— START OF RECORD LIST —

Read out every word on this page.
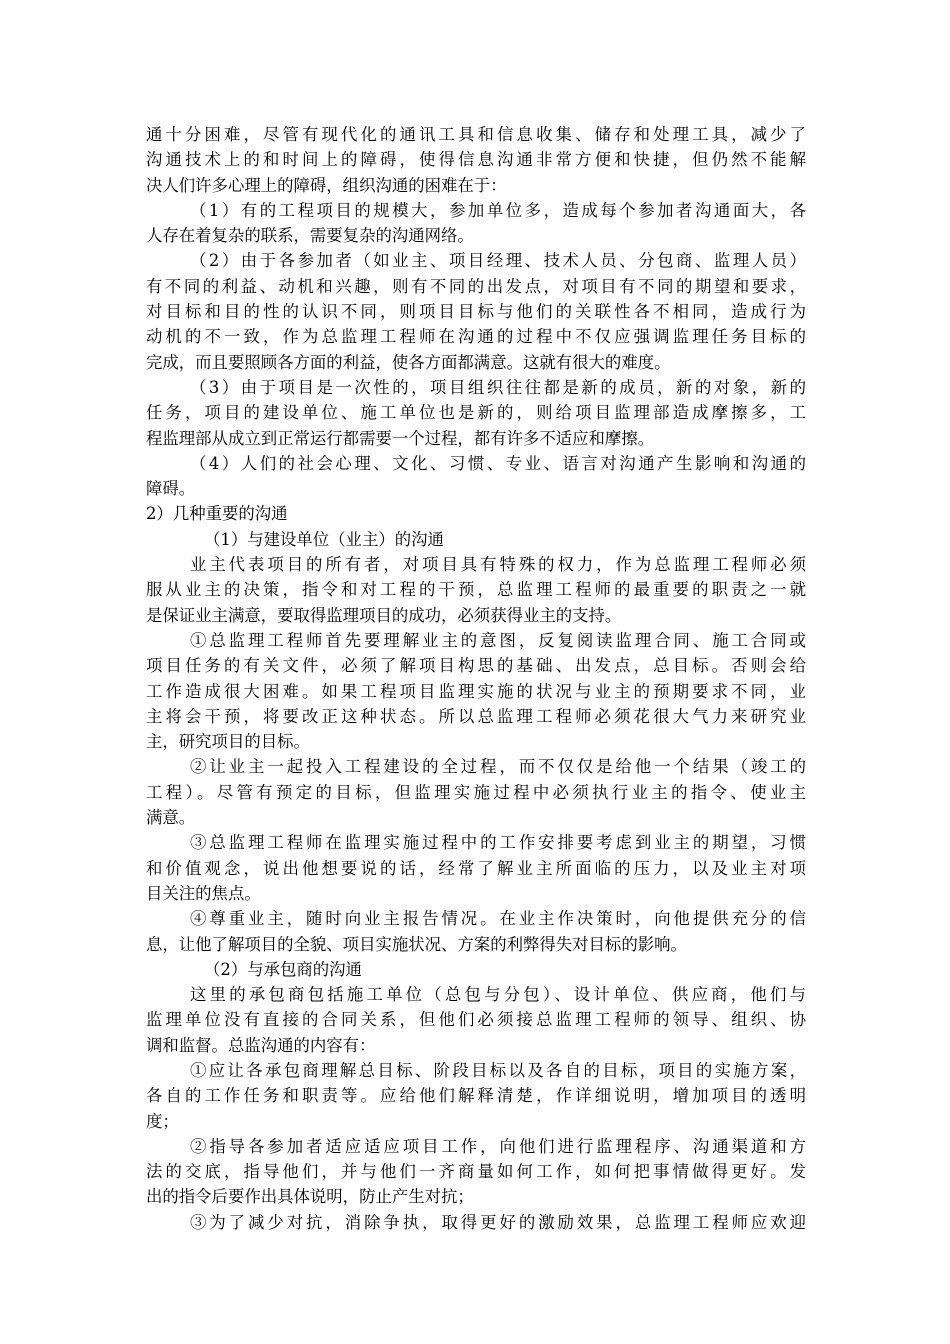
通十分困难，尽管有现代化的通讯工具和信息收集、储存和处理工具，减少了
沟通技术上的和时间上的障碍，使得信息沟通非常方便和快捷，但仍然不能解
决人们许多心理上的障碍，组织沟通的困难在于：
（1）有的工程项目的规模大，参加单位多，造成每个参加者沟通面大，各
人存在着复杂的联系，需要复杂的沟通网络。
（2）由于各参加者（如业主、项目经理、技术人员、分包商、监理人员）
有不同的利益、动机和兴趣，则有不同的出发点，对项目有不同的期望和要求，
对目标和目的性的认识不同，则项目目标与他们的关联性各不相同，造成行为
动机的不一致，作为总监理工程师在沟通的过程中不仅应强调监理任务目标的
完成，而且要照顾各方面的利益，使各方面都满意。这就有很大的难度。
（3）由于项目是一次性的，项目组织往往都是新的成员，新的对象，新的
任务，项目的建设单位、施工单位也是新的，则给项目监理部造成摩擦多，工
程监理部从成立到正常运行都需要一个过程，都有许多不适应和摩擦。
（4）人们的社会心理、文化、习惯、专业、语言对沟通产生影响和沟通的
障碍。
2）几种重要的沟通
（1）与建设单位（业主）的沟通
业主代表项目的所有者，对项目具有特殊的权力，作为总监理工程师必须
服从业主的决策，指令和对工程的干预，总监理工程师的最重要的职责之一就
是保证业主满意，要取得监理项目的成功，必须获得业主的支持。
①总监理工程师首先要理解业主的意图，反复阅读监理合同、施工合同或
项目任务的有关文件，必须了解项目构思的基础、出发点，总目标。否则会给
工作造成很大困难。如果工程项目监理实施的状况与业主的预期要求不同，业
主将会干预，将要改正这种状态。所以总监理工程师必须花很大气力来研究业
主，研究项目的目标。
②让业主一起投入工程建设的全过程，而不仅仅是给他一个结果（竣工的
工程）。尽管有预定的目标，但监理实施过程中必须执行业主的指令、使业主
满意。
③总监理工程师在监理实施过程中的工作安排要考虑到业主的期望，习惯
和价值观念，说出他想要说的话，经常了解业主所面临的压力，以及业主对项
目关注的焦点。
④尊重业主，随时向业主报告情况。在业主作决策时，向他提供充分的信
息，让他了解项目的全貌、项目实施状况、方案的利弊得失对目标的影响。
（2）与承包商的沟通
这里的承包商包括施工单位（总包与分包）、设计单位、供应商，他们与
监理单位没有直接的合同关系，但他们必须接总监理工程师的领导、组织、协
调和监督。总监沟通的内容有：
①应让各承包商理解总目标、阶段目标以及各自的目标，项目的实施方案，
各自的工作任务和职责等。应给他们解释清楚，作详细说明，增加项目的透明
度；
②指导各参加者适应适应项目工作，向他们进行监理程序、沟通渠道和方
法的交底，指导他们，并与他们一齐商量如何工作，如何把事情做得更好。发
出的指令后要作出具体说明，防止产生对抗；
③为了减少对抗，消除争执，取得更好的激励效果，总监理工程师应欢迎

— END OF RECORD LIST —

EXERCISE DIRECTIONS: Copy every record above exactly, leaving out any pictures.

OUTPUT BELOW:
Read out every word on this page.
通十分困难，尽管有现代化的通讯工具和信息收集、储存和处理工具，减少了
沟通技术上的和时间上的障碍，使得信息沟通非常方便和快捷，但仍然不能解
决人们许多心理上的障碍，组织沟通的困难在于：
（1）有的工程项目的规模大，参加单位多，造成每个参加者沟通面大，各
人存在着复杂的联系，需要复杂的沟通网络。
（2）由于各参加者（如业主、项目经理、技术人员、分包商、监理人员）
有不同的利益、动机和兴趣，则有不同的出发点，对项目有不同的期望和要求，
对目标和目的性的认识不同，则项目目标与他们的关联性各不相同，造成行为
动机的不一致，作为总监理工程师在沟通的过程中不仅应强调监理任务目标的
完成，而且要照顾各方面的利益，使各方面都满意。这就有很大的难度。
（3）由于项目是一次性的，项目组织往往都是新的成员，新的对象，新的
任务，项目的建设单位、施工单位也是新的，则给项目监理部造成摩擦多，工
程监理部从成立到正常运行都需要一个过程，都有许多不适应和摩擦。
（4）人们的社会心理、文化、习惯、专业、语言对沟通产生影响和沟通的
障碍。
2）几种重要的沟通
（1）与建设单位（业主）的沟通
业主代表项目的所有者，对项目具有特殊的权力，作为总监理工程师必须
服从业主的决策，指令和对工程的干预，总监理工程师的最重要的职责之一就
是保证业主满意，要取得监理项目的成功，必须获得业主的支持。
①总监理工程师首先要理解业主的意图，反复阅读监理合同、施工合同或
项目任务的有关文件，必须了解项目构思的基础、出发点，总目标。否则会给
工作造成很大困难。如果工程项目监理实施的状况与业主的预期要求不同，业
主将会干预，将要改正这种状态。所以总监理工程师必须花很大气力来研究业
主，研究项目的目标。
②让业主一起投入工程建设的全过程，而不仅仅是给他一个结果（竣工的
工程）。尽管有预定的目标，但监理实施过程中必须执行业主的指令、使业主
满意。
③总监理工程师在监理实施过程中的工作安排要考虑到业主的期望，习惯
和价值观念，说出他想要说的话，经常了解业主所面临的压力，以及业主对项
目关注的焦点。
④尊重业主，随时向业主报告情况。在业主作决策时，向他提供充分的信
息，让他了解项目的全貌、项目实施状况、方案的利弊得失对目标的影响。
（2）与承包商的沟通
这里的承包商包括施工单位（总包与分包）、设计单位、供应商，他们与
监理单位没有直接的合同关系，但他们必须接总监理工程师的领导、组织、协
调和监督。总监沟通的内容有：
①应让各承包商理解总目标、阶段目标以及各自的目标，项目的实施方案，
各自的工作任务和职责等。应给他们解释清楚，作详细说明，增加项目的透明
度；
②指导各参加者适应适应项目工作，向他们进行监理程序、沟通渠道和方
法的交底，指导他们，并与他们一齐商量如何工作，如何把事情做得更好。发
出的指令后要作出具体说明，防止产生对抗；
③为了减少对抗，消除争执，取得更好的激励效果，总监理工程师应欢迎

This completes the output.